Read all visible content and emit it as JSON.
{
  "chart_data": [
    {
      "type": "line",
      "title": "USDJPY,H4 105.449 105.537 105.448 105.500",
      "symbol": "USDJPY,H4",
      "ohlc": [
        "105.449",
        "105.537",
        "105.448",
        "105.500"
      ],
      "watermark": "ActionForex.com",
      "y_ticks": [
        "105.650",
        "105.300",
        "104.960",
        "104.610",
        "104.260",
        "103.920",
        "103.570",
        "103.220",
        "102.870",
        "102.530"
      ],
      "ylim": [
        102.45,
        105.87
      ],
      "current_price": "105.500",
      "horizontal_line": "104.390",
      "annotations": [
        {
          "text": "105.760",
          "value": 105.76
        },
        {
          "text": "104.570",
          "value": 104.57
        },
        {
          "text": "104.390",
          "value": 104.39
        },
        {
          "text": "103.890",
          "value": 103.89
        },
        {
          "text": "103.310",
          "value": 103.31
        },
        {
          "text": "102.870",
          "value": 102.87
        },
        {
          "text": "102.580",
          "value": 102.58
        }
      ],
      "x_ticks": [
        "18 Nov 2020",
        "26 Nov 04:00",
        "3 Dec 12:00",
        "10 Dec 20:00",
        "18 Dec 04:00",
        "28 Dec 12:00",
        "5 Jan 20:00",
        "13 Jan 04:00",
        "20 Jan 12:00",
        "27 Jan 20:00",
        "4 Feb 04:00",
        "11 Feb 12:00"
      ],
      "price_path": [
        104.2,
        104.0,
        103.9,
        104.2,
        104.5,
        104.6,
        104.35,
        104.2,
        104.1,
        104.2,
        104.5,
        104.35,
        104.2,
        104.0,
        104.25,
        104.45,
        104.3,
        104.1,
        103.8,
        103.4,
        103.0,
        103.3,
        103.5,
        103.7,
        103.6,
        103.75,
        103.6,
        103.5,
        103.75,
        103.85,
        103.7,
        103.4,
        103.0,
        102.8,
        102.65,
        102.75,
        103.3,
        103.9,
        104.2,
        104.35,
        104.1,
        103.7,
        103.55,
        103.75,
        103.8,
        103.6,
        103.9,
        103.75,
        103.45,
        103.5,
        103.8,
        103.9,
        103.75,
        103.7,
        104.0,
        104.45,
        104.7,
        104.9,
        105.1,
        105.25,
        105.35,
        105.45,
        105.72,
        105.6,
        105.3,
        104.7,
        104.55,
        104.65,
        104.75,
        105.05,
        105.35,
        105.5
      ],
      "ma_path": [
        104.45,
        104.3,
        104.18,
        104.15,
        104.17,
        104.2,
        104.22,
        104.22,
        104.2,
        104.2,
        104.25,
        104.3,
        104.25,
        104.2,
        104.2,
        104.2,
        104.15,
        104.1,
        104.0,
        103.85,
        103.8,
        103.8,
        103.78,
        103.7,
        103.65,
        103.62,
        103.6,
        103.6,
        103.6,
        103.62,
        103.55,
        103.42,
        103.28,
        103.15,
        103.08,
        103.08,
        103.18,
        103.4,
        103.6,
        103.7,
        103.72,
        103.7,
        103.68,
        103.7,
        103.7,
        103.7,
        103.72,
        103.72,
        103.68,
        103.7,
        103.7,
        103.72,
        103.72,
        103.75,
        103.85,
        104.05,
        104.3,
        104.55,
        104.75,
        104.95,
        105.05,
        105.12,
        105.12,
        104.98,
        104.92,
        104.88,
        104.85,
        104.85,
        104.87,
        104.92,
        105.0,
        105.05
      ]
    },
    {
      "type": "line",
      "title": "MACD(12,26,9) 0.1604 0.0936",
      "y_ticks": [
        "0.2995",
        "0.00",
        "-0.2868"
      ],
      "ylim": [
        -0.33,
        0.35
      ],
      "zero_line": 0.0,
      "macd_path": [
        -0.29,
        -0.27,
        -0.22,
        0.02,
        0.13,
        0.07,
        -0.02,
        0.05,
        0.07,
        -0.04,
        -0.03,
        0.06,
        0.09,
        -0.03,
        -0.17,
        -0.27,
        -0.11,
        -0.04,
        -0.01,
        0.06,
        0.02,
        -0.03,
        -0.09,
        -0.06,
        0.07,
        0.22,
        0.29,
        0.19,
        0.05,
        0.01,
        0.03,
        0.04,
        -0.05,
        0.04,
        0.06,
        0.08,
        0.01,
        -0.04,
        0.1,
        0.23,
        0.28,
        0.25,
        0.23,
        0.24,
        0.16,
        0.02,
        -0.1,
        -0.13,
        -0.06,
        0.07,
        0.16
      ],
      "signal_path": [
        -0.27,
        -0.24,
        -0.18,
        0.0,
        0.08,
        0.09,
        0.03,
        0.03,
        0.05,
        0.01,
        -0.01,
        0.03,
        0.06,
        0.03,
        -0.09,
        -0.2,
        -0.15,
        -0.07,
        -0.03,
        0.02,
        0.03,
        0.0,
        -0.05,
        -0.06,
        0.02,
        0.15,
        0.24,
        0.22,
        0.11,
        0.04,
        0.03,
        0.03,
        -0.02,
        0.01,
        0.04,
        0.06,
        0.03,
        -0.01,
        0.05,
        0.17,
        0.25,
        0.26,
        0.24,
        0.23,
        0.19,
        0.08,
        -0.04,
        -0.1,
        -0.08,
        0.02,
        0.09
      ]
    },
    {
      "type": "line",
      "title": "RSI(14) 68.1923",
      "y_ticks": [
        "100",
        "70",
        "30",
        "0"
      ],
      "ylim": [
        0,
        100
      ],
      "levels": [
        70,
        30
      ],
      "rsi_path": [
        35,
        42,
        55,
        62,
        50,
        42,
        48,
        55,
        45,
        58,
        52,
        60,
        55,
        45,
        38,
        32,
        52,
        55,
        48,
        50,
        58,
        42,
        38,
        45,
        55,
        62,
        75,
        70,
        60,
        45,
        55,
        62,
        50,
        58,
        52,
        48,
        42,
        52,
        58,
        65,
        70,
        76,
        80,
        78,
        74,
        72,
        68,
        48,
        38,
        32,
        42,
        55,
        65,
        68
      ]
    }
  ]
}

Exercise task:
Determine how many lines contain the word "text" and reply with that number alone.

Answer:
7